Entries provided:
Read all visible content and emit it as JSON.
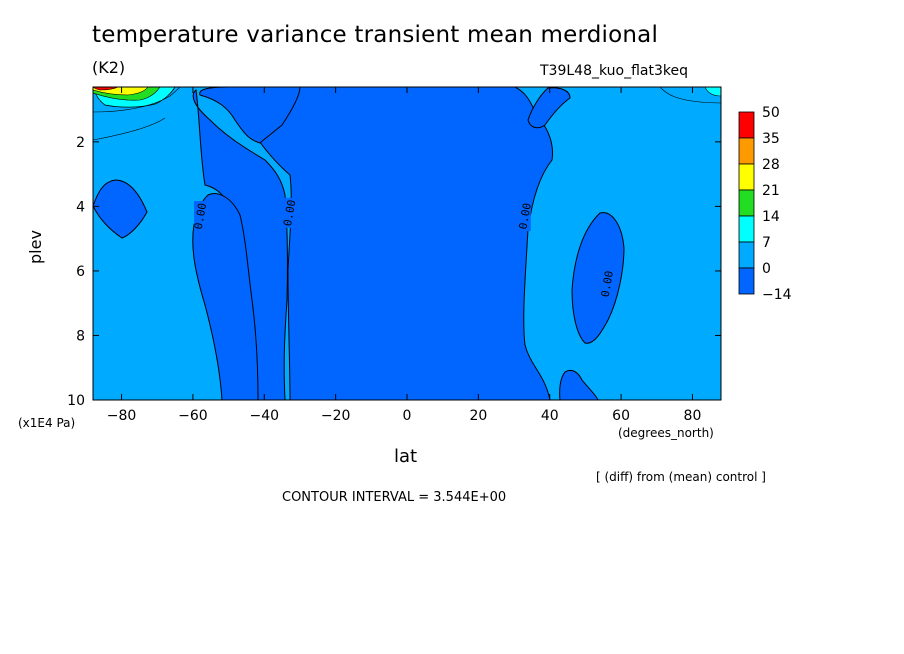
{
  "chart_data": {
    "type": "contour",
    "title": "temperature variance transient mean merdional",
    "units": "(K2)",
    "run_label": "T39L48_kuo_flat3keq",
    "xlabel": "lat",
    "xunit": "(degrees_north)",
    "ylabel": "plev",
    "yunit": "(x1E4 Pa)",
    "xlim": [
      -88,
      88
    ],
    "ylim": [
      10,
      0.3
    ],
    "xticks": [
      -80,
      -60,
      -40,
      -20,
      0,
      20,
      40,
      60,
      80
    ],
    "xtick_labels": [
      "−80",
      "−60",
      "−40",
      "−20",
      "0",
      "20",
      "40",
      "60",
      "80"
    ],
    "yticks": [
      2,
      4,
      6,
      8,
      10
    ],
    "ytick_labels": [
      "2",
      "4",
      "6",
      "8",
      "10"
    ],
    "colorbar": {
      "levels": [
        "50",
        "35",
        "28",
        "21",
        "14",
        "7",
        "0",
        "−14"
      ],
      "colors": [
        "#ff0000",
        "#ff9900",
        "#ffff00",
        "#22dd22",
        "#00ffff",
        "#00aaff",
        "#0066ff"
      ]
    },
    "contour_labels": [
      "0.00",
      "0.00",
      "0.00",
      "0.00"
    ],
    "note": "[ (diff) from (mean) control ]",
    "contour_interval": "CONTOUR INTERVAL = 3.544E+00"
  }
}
---
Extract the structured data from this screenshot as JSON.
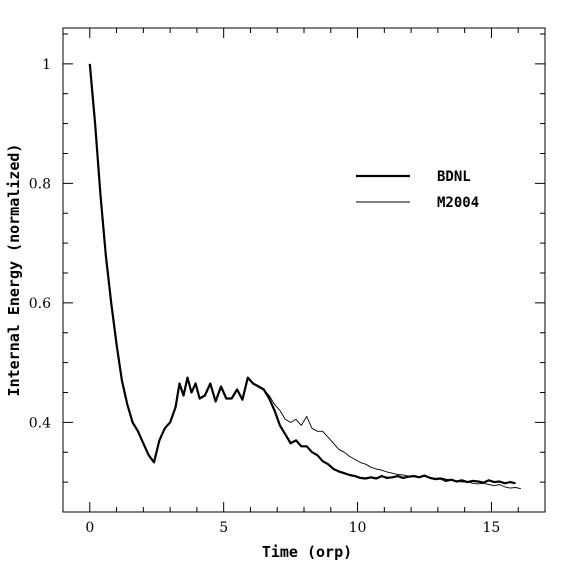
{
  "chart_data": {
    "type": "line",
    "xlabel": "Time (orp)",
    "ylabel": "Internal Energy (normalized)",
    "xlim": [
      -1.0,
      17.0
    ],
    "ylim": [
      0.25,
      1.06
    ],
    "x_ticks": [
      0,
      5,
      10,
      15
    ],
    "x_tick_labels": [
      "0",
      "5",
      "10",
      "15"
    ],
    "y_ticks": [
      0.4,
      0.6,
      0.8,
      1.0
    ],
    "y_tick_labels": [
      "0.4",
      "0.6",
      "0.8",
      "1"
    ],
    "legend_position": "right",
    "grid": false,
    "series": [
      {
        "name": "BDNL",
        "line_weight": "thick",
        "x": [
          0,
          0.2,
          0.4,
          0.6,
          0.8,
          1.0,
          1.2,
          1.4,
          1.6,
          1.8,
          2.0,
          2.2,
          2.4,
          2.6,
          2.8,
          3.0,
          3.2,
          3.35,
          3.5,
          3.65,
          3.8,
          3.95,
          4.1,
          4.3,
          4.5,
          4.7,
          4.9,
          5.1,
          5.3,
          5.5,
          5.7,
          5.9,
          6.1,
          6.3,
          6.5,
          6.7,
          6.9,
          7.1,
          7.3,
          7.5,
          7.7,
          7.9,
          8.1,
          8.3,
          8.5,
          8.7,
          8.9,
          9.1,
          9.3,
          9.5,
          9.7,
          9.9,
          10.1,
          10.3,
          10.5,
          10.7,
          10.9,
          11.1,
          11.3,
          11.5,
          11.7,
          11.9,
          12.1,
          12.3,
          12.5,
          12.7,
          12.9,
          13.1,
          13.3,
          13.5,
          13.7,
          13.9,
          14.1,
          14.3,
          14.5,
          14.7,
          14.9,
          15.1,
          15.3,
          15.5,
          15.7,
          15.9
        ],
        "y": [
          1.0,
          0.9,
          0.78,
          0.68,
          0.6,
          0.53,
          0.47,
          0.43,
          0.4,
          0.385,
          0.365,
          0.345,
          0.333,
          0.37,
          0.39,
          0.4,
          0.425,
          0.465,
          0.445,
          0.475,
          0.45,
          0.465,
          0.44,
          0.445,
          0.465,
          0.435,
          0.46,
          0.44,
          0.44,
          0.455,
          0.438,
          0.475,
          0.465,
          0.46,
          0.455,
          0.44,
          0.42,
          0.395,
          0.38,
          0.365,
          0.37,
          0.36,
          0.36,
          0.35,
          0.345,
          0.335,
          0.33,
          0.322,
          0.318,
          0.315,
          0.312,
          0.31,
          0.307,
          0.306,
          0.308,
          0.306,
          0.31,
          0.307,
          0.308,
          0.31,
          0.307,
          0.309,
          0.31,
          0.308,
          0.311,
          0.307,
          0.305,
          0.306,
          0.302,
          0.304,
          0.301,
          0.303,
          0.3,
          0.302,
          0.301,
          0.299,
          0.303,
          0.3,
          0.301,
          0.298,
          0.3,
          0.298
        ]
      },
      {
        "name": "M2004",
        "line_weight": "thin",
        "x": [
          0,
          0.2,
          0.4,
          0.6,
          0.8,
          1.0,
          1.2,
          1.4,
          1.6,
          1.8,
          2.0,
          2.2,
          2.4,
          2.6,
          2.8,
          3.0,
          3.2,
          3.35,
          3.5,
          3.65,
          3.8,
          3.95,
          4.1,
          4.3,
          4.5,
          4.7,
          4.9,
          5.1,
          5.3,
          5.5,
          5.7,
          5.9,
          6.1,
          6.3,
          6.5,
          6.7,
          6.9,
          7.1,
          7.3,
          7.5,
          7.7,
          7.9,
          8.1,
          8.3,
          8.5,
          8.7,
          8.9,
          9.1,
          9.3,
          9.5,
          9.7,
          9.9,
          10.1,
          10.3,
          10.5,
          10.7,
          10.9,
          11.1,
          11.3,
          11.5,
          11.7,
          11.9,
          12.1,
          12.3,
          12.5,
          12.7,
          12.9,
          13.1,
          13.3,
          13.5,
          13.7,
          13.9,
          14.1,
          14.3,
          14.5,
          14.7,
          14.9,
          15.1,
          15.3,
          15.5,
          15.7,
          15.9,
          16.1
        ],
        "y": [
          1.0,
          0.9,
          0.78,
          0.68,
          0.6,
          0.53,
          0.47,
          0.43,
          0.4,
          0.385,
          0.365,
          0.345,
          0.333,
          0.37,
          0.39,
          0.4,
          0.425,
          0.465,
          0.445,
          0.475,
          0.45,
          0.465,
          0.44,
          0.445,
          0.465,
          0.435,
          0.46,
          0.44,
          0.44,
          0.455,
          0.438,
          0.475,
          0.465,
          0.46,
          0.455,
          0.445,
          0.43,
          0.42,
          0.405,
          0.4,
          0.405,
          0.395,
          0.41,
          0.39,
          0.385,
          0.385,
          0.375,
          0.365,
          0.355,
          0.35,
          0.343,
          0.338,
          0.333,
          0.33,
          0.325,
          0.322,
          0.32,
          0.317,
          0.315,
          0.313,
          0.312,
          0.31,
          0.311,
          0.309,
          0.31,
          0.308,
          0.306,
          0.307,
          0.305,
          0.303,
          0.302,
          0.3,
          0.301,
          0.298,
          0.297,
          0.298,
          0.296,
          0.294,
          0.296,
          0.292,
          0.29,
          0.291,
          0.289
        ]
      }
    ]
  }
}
---
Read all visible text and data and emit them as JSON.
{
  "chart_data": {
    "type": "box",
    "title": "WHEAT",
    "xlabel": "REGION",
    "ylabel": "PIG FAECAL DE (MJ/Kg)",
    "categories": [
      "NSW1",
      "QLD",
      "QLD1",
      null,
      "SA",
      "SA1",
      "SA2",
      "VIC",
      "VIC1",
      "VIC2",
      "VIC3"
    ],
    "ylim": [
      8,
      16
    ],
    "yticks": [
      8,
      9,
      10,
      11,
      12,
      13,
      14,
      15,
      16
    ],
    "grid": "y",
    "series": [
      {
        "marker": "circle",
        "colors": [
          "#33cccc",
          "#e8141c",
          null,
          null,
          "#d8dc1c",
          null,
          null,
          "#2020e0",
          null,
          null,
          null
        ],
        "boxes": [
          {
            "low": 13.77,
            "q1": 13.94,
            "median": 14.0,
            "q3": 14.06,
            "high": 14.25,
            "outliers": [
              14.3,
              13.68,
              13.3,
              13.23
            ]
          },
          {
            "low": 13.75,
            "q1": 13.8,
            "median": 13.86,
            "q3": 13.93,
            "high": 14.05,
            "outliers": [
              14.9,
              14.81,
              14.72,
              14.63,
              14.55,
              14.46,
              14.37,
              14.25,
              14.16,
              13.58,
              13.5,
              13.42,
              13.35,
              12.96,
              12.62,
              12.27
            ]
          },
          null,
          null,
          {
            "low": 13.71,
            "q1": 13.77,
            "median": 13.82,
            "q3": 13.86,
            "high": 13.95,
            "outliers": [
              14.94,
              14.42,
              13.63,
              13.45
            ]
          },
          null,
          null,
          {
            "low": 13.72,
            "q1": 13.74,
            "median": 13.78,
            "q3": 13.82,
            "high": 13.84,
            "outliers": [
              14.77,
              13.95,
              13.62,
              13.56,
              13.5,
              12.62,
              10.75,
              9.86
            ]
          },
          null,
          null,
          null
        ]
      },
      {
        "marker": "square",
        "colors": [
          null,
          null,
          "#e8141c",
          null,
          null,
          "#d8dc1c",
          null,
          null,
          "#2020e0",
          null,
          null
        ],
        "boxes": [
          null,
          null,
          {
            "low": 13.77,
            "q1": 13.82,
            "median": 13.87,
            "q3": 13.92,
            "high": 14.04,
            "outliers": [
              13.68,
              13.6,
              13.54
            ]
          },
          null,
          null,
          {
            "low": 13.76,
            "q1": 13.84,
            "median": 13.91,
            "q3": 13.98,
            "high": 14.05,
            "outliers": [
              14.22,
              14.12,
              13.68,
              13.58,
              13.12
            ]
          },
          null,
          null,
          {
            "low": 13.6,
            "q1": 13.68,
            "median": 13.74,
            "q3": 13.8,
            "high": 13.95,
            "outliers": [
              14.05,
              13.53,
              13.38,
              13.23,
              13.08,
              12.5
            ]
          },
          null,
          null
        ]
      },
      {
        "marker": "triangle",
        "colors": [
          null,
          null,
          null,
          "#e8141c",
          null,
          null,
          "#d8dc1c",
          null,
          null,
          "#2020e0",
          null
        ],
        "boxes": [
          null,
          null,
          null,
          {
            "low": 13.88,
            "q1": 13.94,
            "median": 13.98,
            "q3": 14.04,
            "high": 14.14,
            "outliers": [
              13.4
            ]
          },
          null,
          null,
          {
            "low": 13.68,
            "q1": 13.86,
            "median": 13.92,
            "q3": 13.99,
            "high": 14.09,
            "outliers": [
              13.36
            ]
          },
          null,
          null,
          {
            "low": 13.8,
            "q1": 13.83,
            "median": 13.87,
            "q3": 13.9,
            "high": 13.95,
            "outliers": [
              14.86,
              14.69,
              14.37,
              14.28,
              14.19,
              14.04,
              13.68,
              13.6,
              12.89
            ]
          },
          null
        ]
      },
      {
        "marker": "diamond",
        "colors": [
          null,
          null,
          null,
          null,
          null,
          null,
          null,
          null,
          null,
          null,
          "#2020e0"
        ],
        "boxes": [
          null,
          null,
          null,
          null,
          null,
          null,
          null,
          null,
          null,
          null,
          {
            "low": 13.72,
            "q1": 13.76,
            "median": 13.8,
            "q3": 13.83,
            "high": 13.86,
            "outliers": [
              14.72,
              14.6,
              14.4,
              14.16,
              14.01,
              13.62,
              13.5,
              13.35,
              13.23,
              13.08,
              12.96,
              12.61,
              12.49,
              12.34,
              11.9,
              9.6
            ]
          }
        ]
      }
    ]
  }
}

What you will do: Find and copy each line above that includes the string "title".

Complete output:
    "title": "temperature variance transient mean merdional",
    "title": "WHEAT",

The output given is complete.